- **Your instructions**
List, from the lines below, each one with "this" in it.

- **Given data**

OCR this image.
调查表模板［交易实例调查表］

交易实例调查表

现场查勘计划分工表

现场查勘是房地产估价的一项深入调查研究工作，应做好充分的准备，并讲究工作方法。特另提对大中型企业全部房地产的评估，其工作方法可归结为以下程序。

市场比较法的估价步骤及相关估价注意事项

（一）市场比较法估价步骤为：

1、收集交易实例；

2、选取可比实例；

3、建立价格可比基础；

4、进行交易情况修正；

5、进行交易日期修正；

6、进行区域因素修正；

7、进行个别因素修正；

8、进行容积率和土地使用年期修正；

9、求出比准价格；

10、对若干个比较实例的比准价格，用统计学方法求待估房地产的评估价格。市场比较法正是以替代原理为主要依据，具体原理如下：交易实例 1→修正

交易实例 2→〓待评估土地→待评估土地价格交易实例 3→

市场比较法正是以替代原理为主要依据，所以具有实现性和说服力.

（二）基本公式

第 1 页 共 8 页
--
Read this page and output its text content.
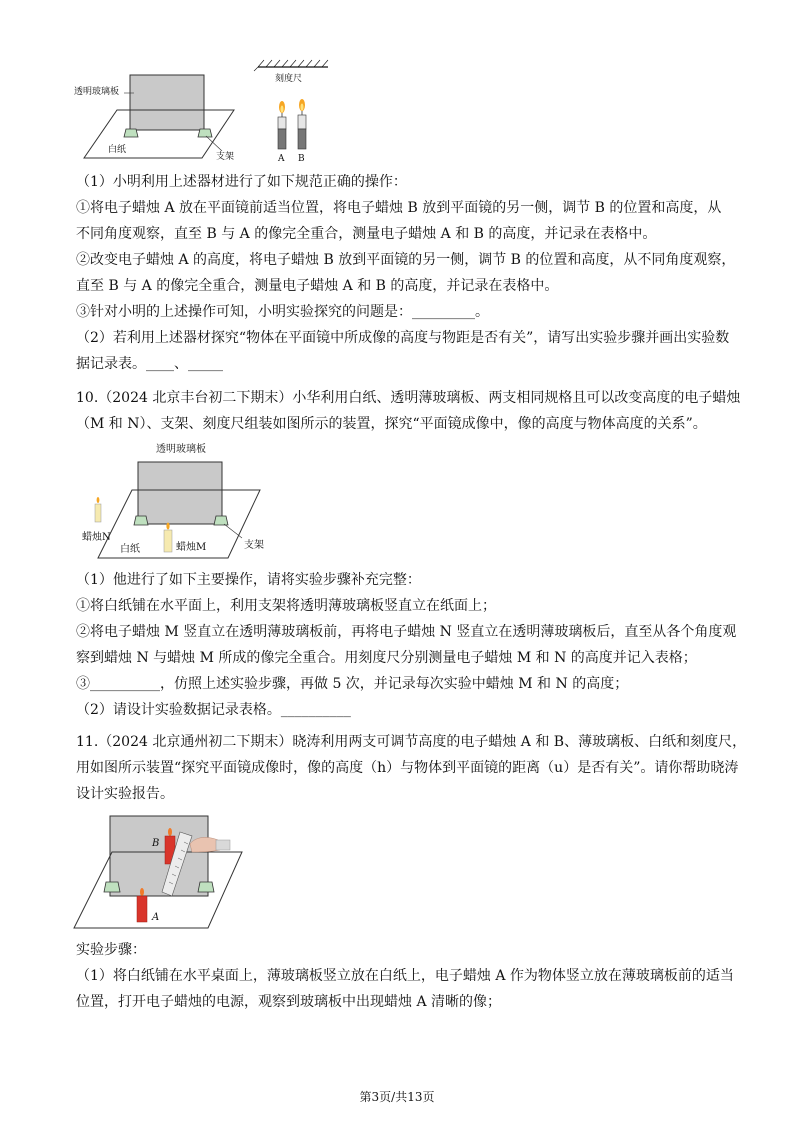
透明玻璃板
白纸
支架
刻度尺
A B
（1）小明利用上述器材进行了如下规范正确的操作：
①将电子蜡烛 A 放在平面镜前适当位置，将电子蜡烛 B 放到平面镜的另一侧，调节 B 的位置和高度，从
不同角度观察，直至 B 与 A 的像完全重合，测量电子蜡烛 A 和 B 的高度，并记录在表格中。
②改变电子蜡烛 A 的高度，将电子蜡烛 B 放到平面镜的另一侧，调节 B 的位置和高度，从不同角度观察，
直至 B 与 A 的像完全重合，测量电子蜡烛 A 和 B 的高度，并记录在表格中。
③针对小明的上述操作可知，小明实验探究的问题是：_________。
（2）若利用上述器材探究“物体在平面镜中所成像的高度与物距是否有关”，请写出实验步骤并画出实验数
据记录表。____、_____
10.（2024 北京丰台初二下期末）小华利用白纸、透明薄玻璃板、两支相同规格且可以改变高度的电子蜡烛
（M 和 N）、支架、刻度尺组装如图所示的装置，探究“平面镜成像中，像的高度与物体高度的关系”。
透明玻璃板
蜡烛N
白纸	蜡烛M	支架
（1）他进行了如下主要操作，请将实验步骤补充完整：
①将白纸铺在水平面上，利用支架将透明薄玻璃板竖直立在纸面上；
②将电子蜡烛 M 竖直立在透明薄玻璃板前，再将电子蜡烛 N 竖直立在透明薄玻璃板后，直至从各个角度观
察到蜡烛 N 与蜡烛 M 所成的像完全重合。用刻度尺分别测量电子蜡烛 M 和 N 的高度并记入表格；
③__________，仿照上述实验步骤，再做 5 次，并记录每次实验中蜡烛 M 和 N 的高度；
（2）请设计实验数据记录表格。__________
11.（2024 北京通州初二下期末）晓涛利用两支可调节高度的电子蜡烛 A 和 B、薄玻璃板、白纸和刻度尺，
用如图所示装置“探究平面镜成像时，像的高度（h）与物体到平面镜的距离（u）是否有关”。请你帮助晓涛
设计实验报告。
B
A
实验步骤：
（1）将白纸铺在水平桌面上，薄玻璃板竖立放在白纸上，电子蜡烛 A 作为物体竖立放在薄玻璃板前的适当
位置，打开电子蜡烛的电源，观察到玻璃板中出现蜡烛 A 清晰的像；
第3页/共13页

- **Exercise solution**
OCR this image.
Read this page and output its text content.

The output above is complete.